→ AIM: Only the number is needed: how many lines contain the word "title"?

#### MATERIAL PROVIDED

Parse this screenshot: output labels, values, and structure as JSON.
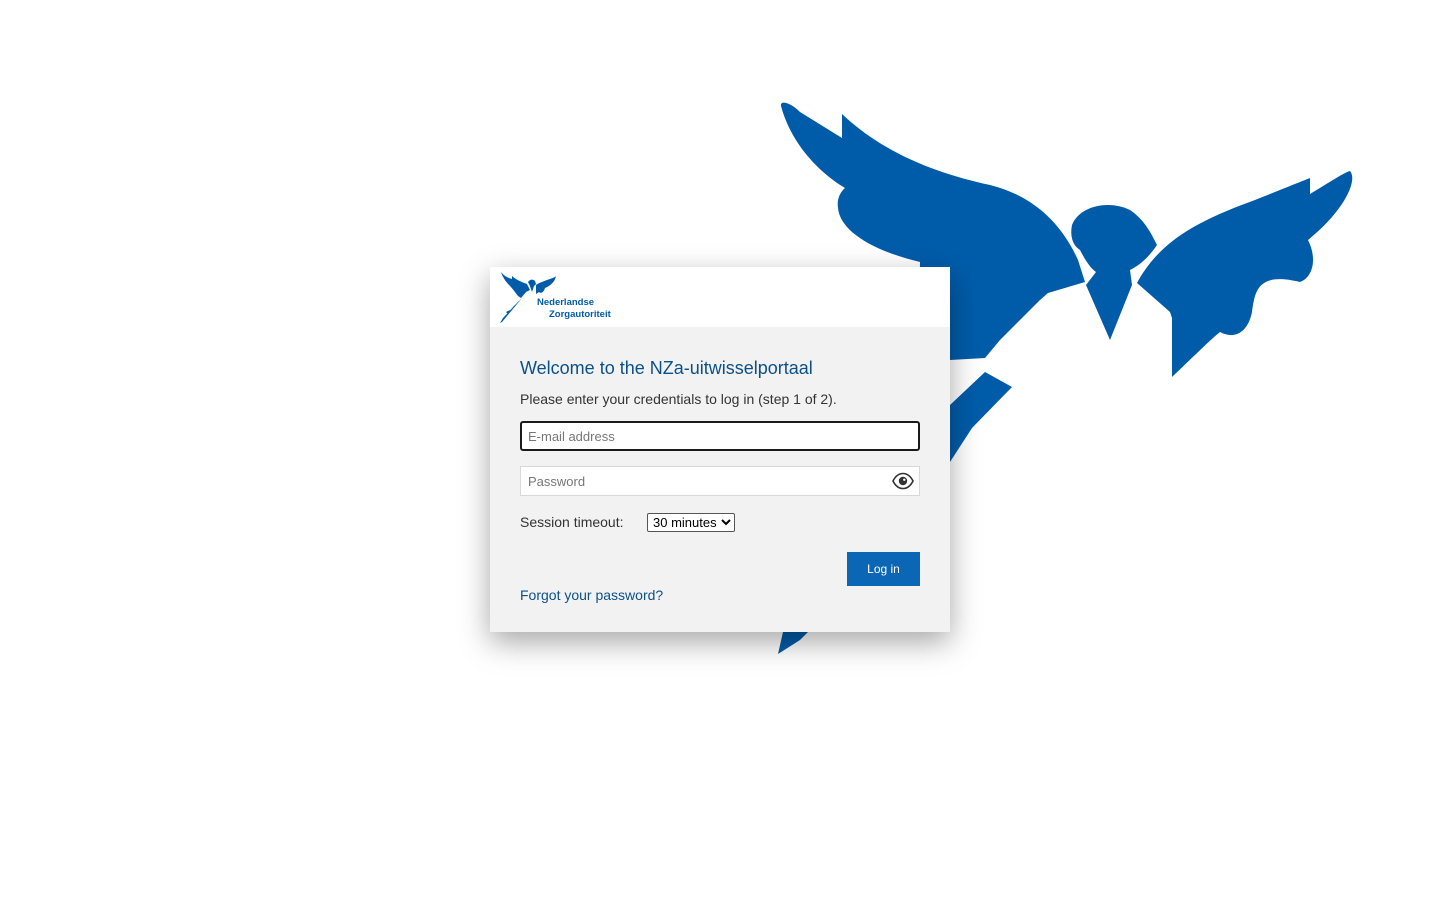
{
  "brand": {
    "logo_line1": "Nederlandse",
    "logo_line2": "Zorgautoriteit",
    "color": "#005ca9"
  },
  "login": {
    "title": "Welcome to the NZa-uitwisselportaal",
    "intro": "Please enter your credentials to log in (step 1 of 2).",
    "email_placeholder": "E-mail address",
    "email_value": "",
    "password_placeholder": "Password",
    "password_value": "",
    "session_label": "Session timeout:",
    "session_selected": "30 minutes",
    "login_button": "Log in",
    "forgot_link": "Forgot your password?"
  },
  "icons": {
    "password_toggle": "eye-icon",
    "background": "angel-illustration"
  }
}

########
#### MATERIAL PROVIDED

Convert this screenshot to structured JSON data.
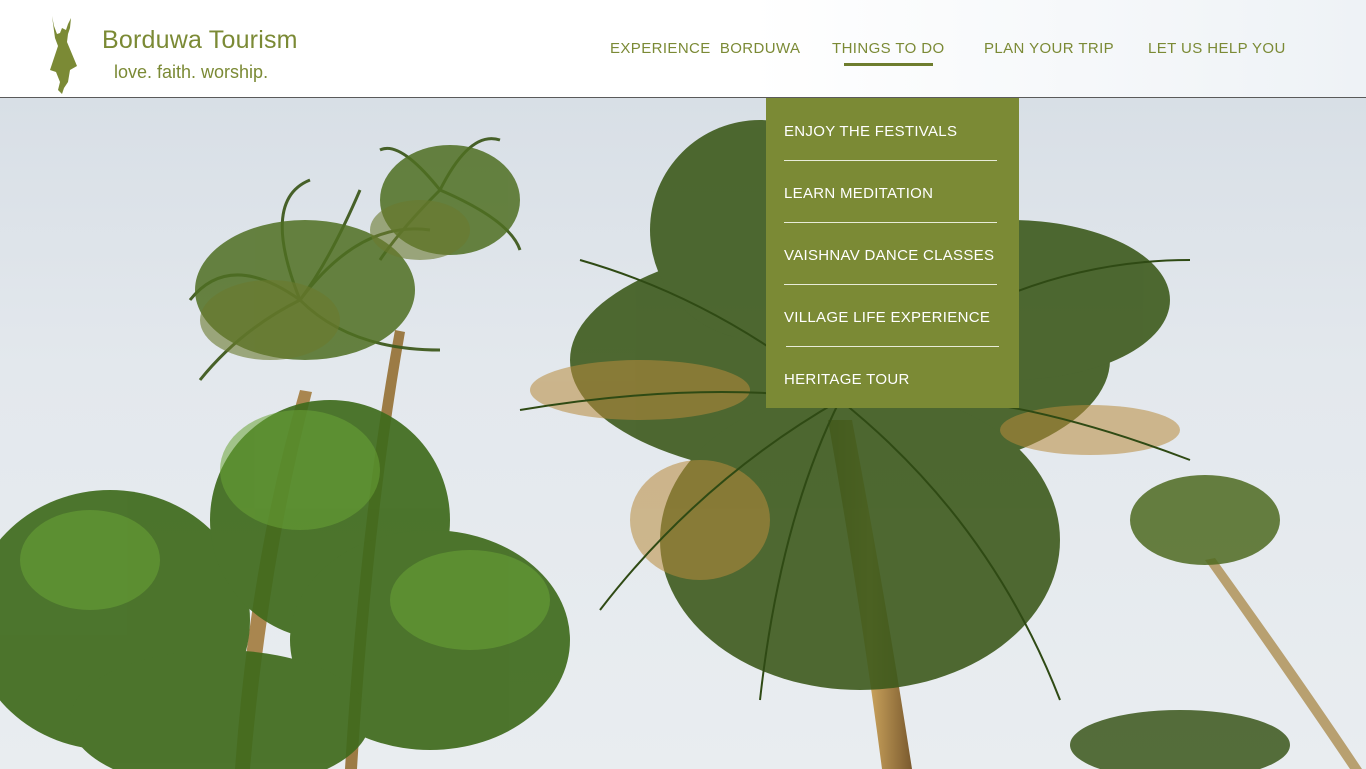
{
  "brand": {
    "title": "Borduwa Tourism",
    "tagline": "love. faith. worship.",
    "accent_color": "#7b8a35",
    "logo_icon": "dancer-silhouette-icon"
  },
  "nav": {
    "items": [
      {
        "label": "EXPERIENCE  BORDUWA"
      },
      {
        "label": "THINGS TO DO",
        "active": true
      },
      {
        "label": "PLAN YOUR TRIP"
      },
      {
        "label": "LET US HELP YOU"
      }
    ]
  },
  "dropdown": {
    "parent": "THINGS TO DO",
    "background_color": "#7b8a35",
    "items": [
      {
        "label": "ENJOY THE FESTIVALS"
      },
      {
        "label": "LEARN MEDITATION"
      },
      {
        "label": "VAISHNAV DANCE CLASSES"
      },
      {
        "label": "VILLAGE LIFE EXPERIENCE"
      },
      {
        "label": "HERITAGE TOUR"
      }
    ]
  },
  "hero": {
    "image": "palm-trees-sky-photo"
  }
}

########
#### MATERIAL PROVIDED

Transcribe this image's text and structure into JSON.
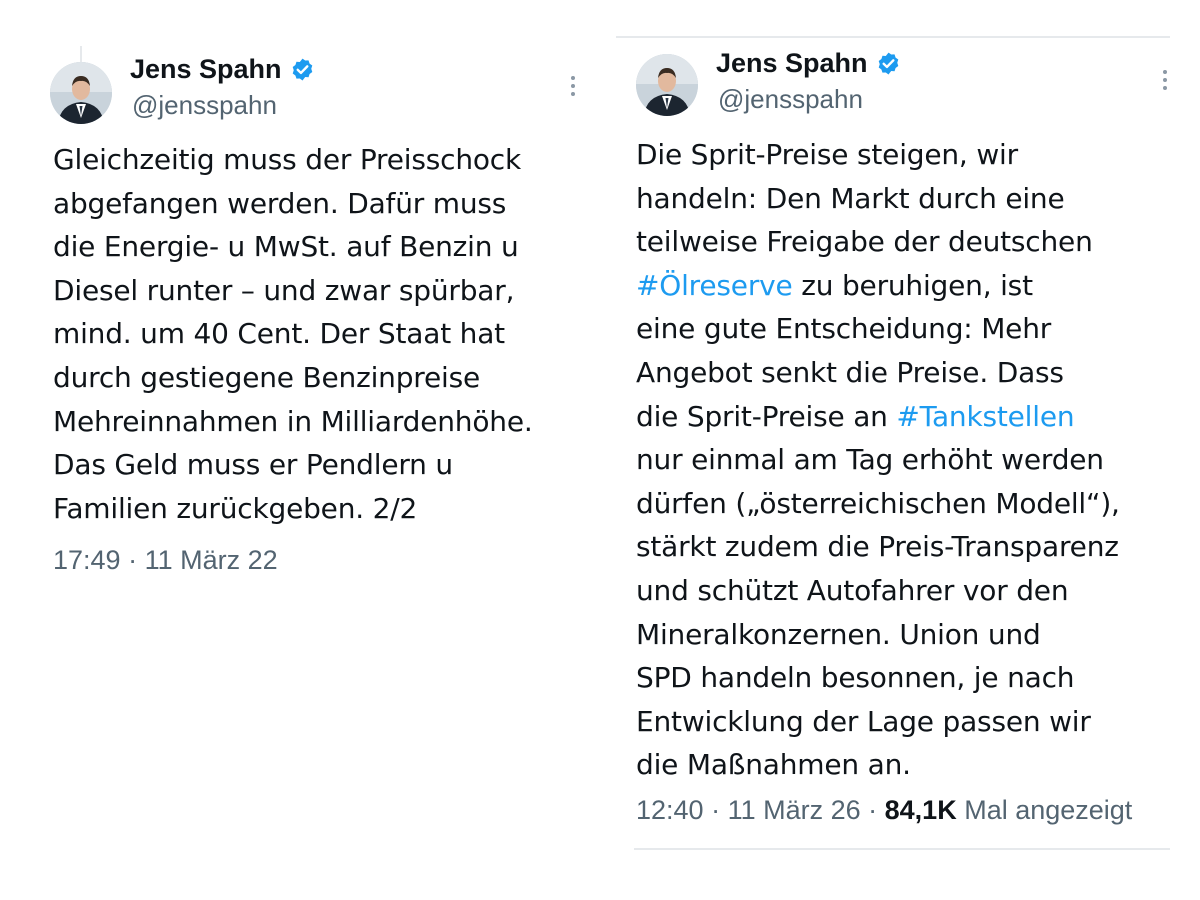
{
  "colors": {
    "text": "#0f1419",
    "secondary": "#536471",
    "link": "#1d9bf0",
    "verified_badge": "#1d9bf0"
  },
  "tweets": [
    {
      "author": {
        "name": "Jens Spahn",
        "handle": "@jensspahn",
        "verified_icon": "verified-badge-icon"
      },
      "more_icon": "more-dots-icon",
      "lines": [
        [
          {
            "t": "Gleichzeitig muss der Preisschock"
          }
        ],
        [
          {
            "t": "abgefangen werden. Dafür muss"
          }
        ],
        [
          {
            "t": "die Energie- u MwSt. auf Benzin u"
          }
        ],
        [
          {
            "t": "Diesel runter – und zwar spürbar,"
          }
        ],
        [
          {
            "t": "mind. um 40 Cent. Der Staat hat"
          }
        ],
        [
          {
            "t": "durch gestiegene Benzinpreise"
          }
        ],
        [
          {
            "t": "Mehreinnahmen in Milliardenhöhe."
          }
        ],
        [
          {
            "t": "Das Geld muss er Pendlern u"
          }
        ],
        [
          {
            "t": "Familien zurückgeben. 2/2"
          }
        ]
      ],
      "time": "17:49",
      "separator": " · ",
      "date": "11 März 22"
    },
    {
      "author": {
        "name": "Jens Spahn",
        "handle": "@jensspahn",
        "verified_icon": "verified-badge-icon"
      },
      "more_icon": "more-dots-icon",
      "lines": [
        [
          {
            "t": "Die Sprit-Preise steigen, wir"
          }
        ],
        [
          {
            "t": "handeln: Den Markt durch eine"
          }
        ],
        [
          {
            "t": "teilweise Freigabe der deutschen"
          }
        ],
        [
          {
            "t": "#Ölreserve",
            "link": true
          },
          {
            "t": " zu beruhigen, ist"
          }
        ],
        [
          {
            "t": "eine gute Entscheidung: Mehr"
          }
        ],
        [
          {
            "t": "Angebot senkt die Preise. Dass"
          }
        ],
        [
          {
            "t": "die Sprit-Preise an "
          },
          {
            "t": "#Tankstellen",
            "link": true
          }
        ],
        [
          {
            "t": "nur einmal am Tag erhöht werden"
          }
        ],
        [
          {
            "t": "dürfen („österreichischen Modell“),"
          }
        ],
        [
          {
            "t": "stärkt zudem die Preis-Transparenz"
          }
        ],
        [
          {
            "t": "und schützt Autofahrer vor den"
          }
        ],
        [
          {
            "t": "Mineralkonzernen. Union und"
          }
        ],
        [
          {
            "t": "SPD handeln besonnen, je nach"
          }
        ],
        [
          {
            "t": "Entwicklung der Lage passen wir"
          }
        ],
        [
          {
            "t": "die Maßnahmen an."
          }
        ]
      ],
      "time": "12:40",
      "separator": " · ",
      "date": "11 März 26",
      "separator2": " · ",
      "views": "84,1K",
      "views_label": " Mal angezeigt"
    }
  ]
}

########

→ SOLUTION TO THIS EXERCISE: 2